OBJECTIVE →
Your task is to reproduce the entries below word for word.

PROVIDED MATERIAL →
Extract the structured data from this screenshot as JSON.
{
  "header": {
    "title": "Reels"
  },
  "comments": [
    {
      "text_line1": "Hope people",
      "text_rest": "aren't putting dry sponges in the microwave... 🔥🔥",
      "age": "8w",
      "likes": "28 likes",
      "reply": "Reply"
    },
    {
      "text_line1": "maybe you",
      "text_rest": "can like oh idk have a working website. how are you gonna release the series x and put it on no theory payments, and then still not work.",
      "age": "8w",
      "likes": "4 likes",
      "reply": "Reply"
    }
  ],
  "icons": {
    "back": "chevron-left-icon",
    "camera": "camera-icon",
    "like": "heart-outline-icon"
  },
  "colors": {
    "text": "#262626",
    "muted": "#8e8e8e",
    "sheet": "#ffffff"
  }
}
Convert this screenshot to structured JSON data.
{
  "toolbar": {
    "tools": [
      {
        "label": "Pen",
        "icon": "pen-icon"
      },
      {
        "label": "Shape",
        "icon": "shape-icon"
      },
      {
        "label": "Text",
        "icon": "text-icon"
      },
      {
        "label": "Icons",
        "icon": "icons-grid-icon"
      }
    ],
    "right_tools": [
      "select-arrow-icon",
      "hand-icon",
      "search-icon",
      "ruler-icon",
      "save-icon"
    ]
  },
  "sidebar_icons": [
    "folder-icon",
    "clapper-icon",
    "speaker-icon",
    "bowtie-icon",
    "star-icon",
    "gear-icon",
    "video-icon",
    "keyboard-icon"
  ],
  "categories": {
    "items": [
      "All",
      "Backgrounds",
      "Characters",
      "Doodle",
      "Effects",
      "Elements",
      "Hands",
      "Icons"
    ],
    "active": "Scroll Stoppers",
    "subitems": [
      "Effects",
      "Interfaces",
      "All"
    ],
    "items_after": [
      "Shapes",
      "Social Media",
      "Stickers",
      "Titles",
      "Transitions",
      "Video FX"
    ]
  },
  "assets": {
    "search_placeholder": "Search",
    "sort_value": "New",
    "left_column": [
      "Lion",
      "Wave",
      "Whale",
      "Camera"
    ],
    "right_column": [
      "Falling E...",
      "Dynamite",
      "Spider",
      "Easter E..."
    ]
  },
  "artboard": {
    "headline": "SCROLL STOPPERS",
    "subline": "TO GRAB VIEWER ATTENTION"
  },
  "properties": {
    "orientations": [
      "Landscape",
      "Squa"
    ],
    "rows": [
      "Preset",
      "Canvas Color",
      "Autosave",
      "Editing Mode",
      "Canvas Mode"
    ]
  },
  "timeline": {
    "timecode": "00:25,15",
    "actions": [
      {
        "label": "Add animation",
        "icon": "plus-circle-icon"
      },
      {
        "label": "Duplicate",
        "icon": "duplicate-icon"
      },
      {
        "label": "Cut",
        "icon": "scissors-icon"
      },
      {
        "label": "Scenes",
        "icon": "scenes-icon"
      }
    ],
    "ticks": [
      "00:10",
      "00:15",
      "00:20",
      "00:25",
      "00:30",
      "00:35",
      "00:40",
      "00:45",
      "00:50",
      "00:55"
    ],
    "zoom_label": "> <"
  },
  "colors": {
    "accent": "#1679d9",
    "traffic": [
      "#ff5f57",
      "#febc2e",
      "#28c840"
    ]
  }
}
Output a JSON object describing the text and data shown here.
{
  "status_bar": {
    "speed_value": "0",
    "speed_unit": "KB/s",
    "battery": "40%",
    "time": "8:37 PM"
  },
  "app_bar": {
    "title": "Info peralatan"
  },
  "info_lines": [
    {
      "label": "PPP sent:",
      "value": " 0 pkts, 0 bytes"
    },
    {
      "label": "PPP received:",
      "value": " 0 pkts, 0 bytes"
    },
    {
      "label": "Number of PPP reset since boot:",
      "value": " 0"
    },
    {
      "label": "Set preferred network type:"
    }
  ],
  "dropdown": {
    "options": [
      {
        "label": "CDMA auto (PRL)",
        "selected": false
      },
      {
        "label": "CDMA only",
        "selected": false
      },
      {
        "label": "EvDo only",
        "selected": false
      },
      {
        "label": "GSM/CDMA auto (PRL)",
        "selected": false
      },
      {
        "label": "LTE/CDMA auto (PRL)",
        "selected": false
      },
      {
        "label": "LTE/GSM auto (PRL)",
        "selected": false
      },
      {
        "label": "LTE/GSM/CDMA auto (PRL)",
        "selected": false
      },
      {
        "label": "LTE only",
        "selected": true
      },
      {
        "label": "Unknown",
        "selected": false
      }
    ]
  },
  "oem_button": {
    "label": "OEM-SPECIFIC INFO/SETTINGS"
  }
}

SOLVED PROBLEM →
Extract the structured data from this screenshot as JSON.
{
  "header": {
    "title": "Reels"
  },
  "comments": [
    {
      "text_line1": "Hope people",
      "text_rest": "aren't putting dry sponges in the microwave... 🔥🔥",
      "age": "8w",
      "likes": "28 likes",
      "reply": "Reply"
    },
    {
      "text_line1": "maybe you",
      "text_rest": "can like oh idk have a working website. how are you gonna release the series x and put it on no theory payments, and then still not work.",
      "age": "8w",
      "likes": "4 likes",
      "reply": "Reply"
    }
  ],
  "icons": {
    "back": "chevron-left-icon",
    "camera": "camera-icon",
    "like": "heart-outline-icon"
  },
  "colors": {
    "text": "#262626",
    "muted": "#8e8e8e",
    "sheet": "#ffffff"
  }
}
Convert this screenshot to structured JSON data.
{
  "toolbar": {
    "tools": [
      {
        "label": "Pen",
        "icon": "pen-icon"
      },
      {
        "label": "Shape",
        "icon": "shape-icon"
      },
      {
        "label": "Text",
        "icon": "text-icon"
      },
      {
        "label": "Icons",
        "icon": "icons-grid-icon"
      }
    ],
    "right_tools": [
      "select-arrow-icon",
      "hand-icon",
      "search-icon",
      "ruler-icon",
      "save-icon"
    ]
  },
  "sidebar_icons": [
    "folder-icon",
    "clapper-icon",
    "speaker-icon",
    "bowtie-icon",
    "star-icon",
    "gear-icon",
    "video-icon",
    "keyboard-icon"
  ],
  "categories": {
    "items": [
      "All",
      "Backgrounds",
      "Characters",
      "Doodle",
      "Effects",
      "Elements",
      "Hands",
      "Icons"
    ],
    "active": "Scroll Stoppers",
    "subitems": [
      "Effects",
      "Interfaces",
      "All"
    ],
    "items_after": [
      "Shapes",
      "Social Media",
      "Stickers",
      "Titles",
      "Transitions",
      "Video FX"
    ]
  },
  "assets": {
    "search_placeholder": "Search",
    "sort_value": "New",
    "left_column": [
      "Lion",
      "Wave",
      "Whale",
      "Camera"
    ],
    "right_column": [
      "Falling E...",
      "Dynamite",
      "Spider",
      "Easter E..."
    ]
  },
  "artboard": {
    "headline": "SCROLL STOPPERS",
    "subline": "TO GRAB VIEWER ATTENTION"
  },
  "properties": {
    "orientations": [
      "Landscape",
      "Squa"
    ],
    "rows": [
      "Preset",
      "Canvas Color",
      "Autosave",
      "Editing Mode",
      "Canvas Mode"
    ]
  },
  "timeline": {
    "timecode": "00:25,15",
    "actions": [
      {
        "label": "Add animation",
        "icon": "plus-circle-icon"
      },
      {
        "label": "Duplicate",
        "icon": "duplicate-icon"
      },
      {
        "label": "Cut",
        "icon": "scissors-icon"
      },
      {
        "label": "Scenes",
        "icon": "scenes-icon"
      }
    ],
    "ticks": [
      "00:10",
      "00:15",
      "00:20",
      "00:25",
      "00:30",
      "00:35",
      "00:40",
      "00:45",
      "00:50",
      "00:55"
    ],
    "zoom_label": "> <"
  },
  "colors": {
    "accent": "#1679d9",
    "traffic": [
      "#ff5f57",
      "#febc2e",
      "#28c840"
    ]
  }
}
Output a JSON object describing the text and data shown here.
{
  "status_bar": {
    "speed_value": "0",
    "speed_unit": "KB/s",
    "battery": "40%",
    "time": "8:37 PM"
  },
  "app_bar": {
    "title": "Info peralatan"
  },
  "info_lines": [
    {
      "label": "PPP sent:",
      "value": " 0 pkts, 0 bytes"
    },
    {
      "label": "PPP received:",
      "value": " 0 pkts, 0 bytes"
    },
    {
      "label": "Number of PPP reset since boot:",
      "value": " 0"
    },
    {
      "label": "Set preferred network type:"
    }
  ],
  "dropdown": {
    "options": [
      {
        "label": "CDMA auto (PRL)",
        "selected": false
      },
      {
        "label": "CDMA only",
        "selected": false
      },
      {
        "label": "EvDo only",
        "selected": false
      },
      {
        "label": "GSM/CDMA auto (PRL)",
        "selected": false
      },
      {
        "label": "LTE/CDMA auto (PRL)",
        "selected": false
      },
      {
        "label": "LTE/GSM auto (PRL)",
        "selected": false
      },
      {
        "label": "LTE/GSM/CDMA auto (PRL)",
        "selected": false
      },
      {
        "label": "LTE only",
        "selected": true
      },
      {
        "label": "Unknown",
        "selected": false
      }
    ]
  },
  "oem_button": {
    "label": "OEM-SPECIFIC INFO/SETTINGS"
  }
}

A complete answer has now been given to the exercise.